[GOAL] Show every line where "content" occurs.

— Start of RECORDED DATA —

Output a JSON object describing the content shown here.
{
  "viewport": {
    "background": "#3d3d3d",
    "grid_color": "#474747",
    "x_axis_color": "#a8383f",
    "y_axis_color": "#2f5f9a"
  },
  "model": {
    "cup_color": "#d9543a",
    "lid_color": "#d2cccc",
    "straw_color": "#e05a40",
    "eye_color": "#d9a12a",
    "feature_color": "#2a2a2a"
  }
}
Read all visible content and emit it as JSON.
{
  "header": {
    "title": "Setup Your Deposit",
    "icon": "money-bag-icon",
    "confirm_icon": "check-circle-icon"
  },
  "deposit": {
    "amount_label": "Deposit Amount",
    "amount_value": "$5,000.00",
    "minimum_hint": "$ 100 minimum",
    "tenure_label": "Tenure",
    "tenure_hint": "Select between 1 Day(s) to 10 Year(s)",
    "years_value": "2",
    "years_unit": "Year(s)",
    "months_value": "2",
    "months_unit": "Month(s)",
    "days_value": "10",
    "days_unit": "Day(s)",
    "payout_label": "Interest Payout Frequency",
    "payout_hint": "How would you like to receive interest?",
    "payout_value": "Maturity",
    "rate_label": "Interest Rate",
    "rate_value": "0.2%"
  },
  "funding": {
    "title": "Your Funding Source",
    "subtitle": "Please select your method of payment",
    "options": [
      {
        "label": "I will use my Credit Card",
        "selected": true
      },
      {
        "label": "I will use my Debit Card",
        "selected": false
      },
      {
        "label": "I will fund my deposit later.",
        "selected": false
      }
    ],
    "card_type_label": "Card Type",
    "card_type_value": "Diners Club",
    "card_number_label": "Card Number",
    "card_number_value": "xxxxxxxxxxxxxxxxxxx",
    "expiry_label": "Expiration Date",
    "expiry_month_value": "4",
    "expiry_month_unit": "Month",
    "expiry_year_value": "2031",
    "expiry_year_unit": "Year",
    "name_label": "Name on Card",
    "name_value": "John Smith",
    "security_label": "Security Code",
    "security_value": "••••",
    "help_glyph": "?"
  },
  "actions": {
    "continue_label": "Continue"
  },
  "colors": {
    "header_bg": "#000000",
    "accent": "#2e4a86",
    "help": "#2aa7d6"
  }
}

— End of RECORDED DATA —

[FULL SOLUTION]
Output a JSON object describing the content shown here.
Read all visible content and emit it as JSON.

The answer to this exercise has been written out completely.